Stored data
--------------------------------

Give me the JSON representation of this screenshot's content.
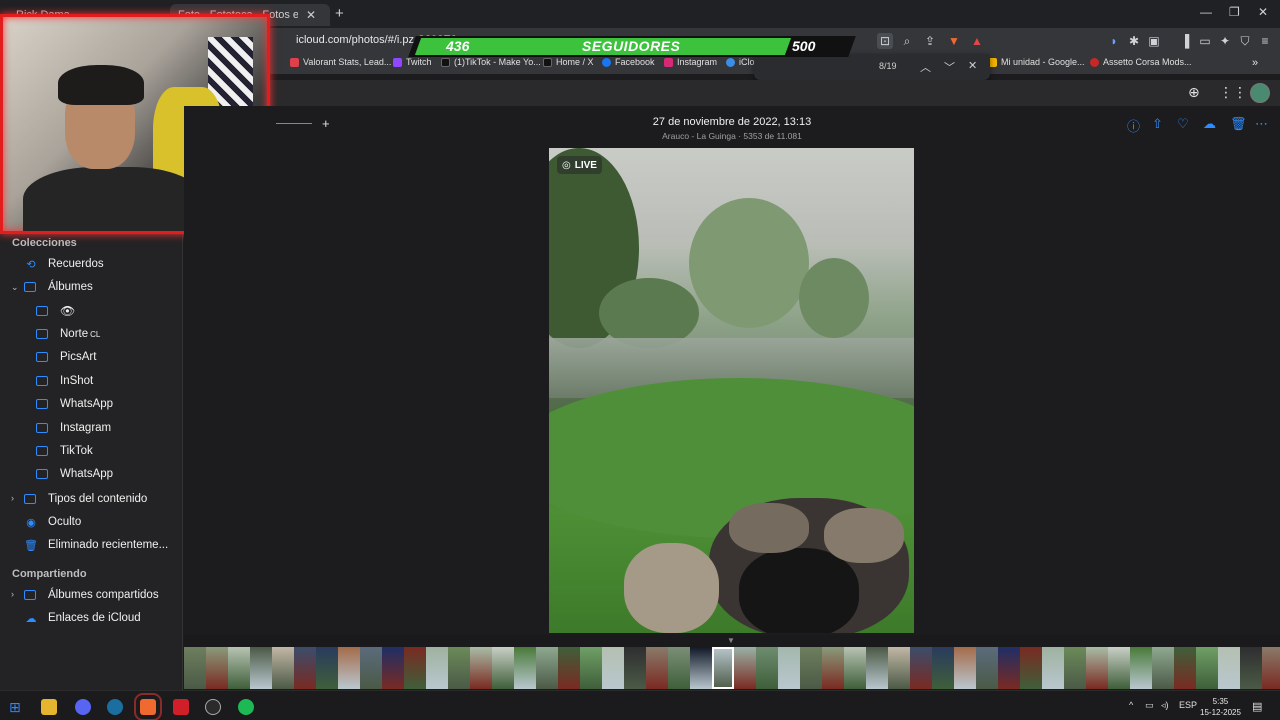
{
  "browser": {
    "tabs": [
      {
        "label": "Rick Dama... ",
        "active": false
      },
      {
        "label": "Foto - Fototeca - Fotos en iCloud",
        "active": true
      }
    ],
    "url": "icloud.com/photos/#/i.pz.C393E8",
    "find": {
      "count": "8/19"
    }
  },
  "bookmarks": [
    {
      "label": "Valorant Stats, Lead...",
      "color": "#e0404a"
    },
    {
      "label": "Twitch",
      "color": "#9146ff"
    },
    {
      "label": "(1)TikTok - Make Yo...",
      "color": "#111111"
    },
    {
      "label": "Home / X",
      "color": "#111111"
    },
    {
      "label": "Facebook",
      "color": "#1877f2"
    },
    {
      "label": "Instagram",
      "color": "#d62976"
    },
    {
      "label": "iCloud",
      "color": "#3b8ee8"
    },
    {
      "label": "Mi unidad - Google...",
      "color": "#f4b400"
    },
    {
      "label": "Assetto Corsa Mods...",
      "color": "#c62828"
    }
  ],
  "overlay": {
    "followers_current": "436",
    "followers_label": "SEGUIDORES",
    "followers_goal": "500"
  },
  "sidebar": {
    "collections_title": "Colecciones",
    "items": [
      {
        "label": "Recuerdos",
        "icon": "memories-icon"
      },
      {
        "label": "Álbumes",
        "icon": "albums-icon"
      }
    ],
    "albums": [
      {
        "label": ""
      },
      {
        "label": "Norte"
      },
      {
        "label": "PicsArt"
      },
      {
        "label": "InShot"
      },
      {
        "label": "WhatsApp"
      },
      {
        "label": "Instagram"
      },
      {
        "label": "TikTok"
      },
      {
        "label": "WhatsApp"
      }
    ],
    "more": [
      {
        "label": "Tipos del contenido"
      },
      {
        "label": "Oculto"
      },
      {
        "label": "Eliminado recienteme..."
      }
    ],
    "shared_title": "Compartiendo",
    "shared": [
      {
        "label": "Álbumes compartidos"
      },
      {
        "label": "Enlaces de iCloud"
      }
    ]
  },
  "viewer": {
    "date": "27 de noviembre de 2022, 13:13",
    "location": "Arauco - La Guinga · 5353 de 11.081",
    "live_badge": "LIVE"
  },
  "taskbar": {
    "lang": "ESP",
    "time": "5:35",
    "date": "15-12-2025"
  },
  "colors": {
    "accent": "#2d8cff",
    "overlay_green": "#3dc23d",
    "cam_border": "#e21d1d"
  }
}
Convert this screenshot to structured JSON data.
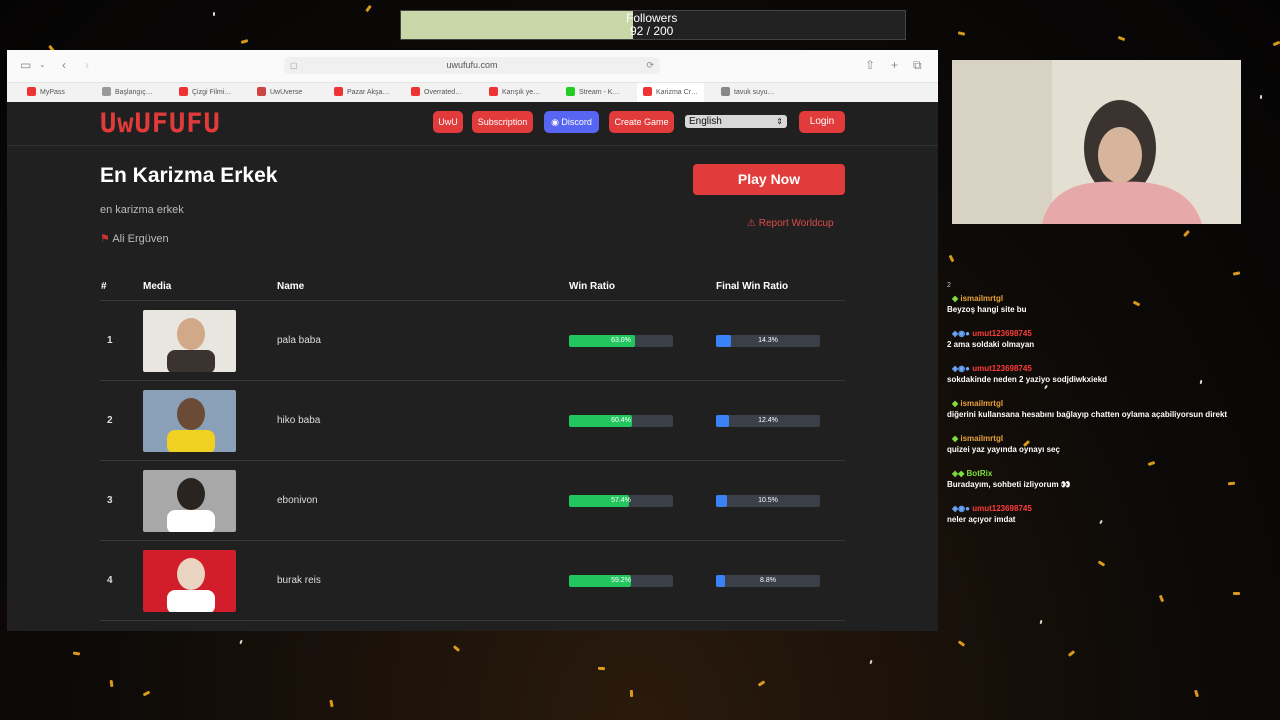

--------------------------------

## Your task
Retype the entries word for word. Omit any images.

## Result of the task
Give me the JSON representation of this screenshot's content.
{
  "browser": {
    "tabs": [
      {
        "label": "Rick Dama... ",
        "active": false
      },
      {
        "label": "Foto - Fototeca - Fotos en iCloud",
        "active": true
      }
    ],
    "url": "icloud.com/photos/#/i.pz.C393E8",
    "find": {
      "count": "8/19"
    }
  },
  "bookmarks": [
    {
      "label": "Valorant Stats, Lead...",
      "color": "#e0404a"
    },
    {
      "label": "Twitch",
      "color": "#9146ff"
    },
    {
      "label": "(1)TikTok - Make Yo...",
      "color": "#111111"
    },
    {
      "label": "Home / X",
      "color": "#111111"
    },
    {
      "label": "Facebook",
      "color": "#1877f2"
    },
    {
      "label": "Instagram",
      "color": "#d62976"
    },
    {
      "label": "iCloud",
      "color": "#3b8ee8"
    },
    {
      "label": "Mi unidad - Google...",
      "color": "#f4b400"
    },
    {
      "label": "Assetto Corsa Mods...",
      "color": "#c62828"
    }
  ],
  "overlay": {
    "followers_current": "436",
    "followers_label": "SEGUIDORES",
    "followers_goal": "500"
  },
  "sidebar": {
    "collections_title": "Colecciones",
    "items": [
      {
        "label": "Recuerdos",
        "icon": "memories-icon"
      },
      {
        "label": "Álbumes",
        "icon": "albums-icon"
      }
    ],
    "albums": [
      {
        "label": ""
      },
      {
        "label": "Norte"
      },
      {
        "label": "PicsArt"
      },
      {
        "label": "InShot"
      },
      {
        "label": "WhatsApp"
      },
      {
        "label": "Instagram"
      },
      {
        "label": "TikTok"
      },
      {
        "label": "WhatsApp"
      }
    ],
    "more": [
      {
        "label": "Tipos del contenido"
      },
      {
        "label": "Oculto"
      },
      {
        "label": "Eliminado recienteme..."
      }
    ],
    "shared_title": "Compartiendo",
    "shared": [
      {
        "label": "Álbumes compartidos"
      },
      {
        "label": "Enlaces de iCloud"
      }
    ]
  },
  "viewer": {
    "date": "27 de noviembre de 2022, 13:13",
    "location": "Arauco - La Guinga · 5353 de 11.081",
    "live_badge": "LIVE"
  },
  "taskbar": {
    "lang": "ESP",
    "time": "5:35",
    "date": "15-12-2025"
  },
  "colors": {
    "accent": "#2d8cff",
    "overlay_green": "#3dc23d",
    "cam_border": "#e21d1d"
  }
}
Convert this screenshot to structured JSON data.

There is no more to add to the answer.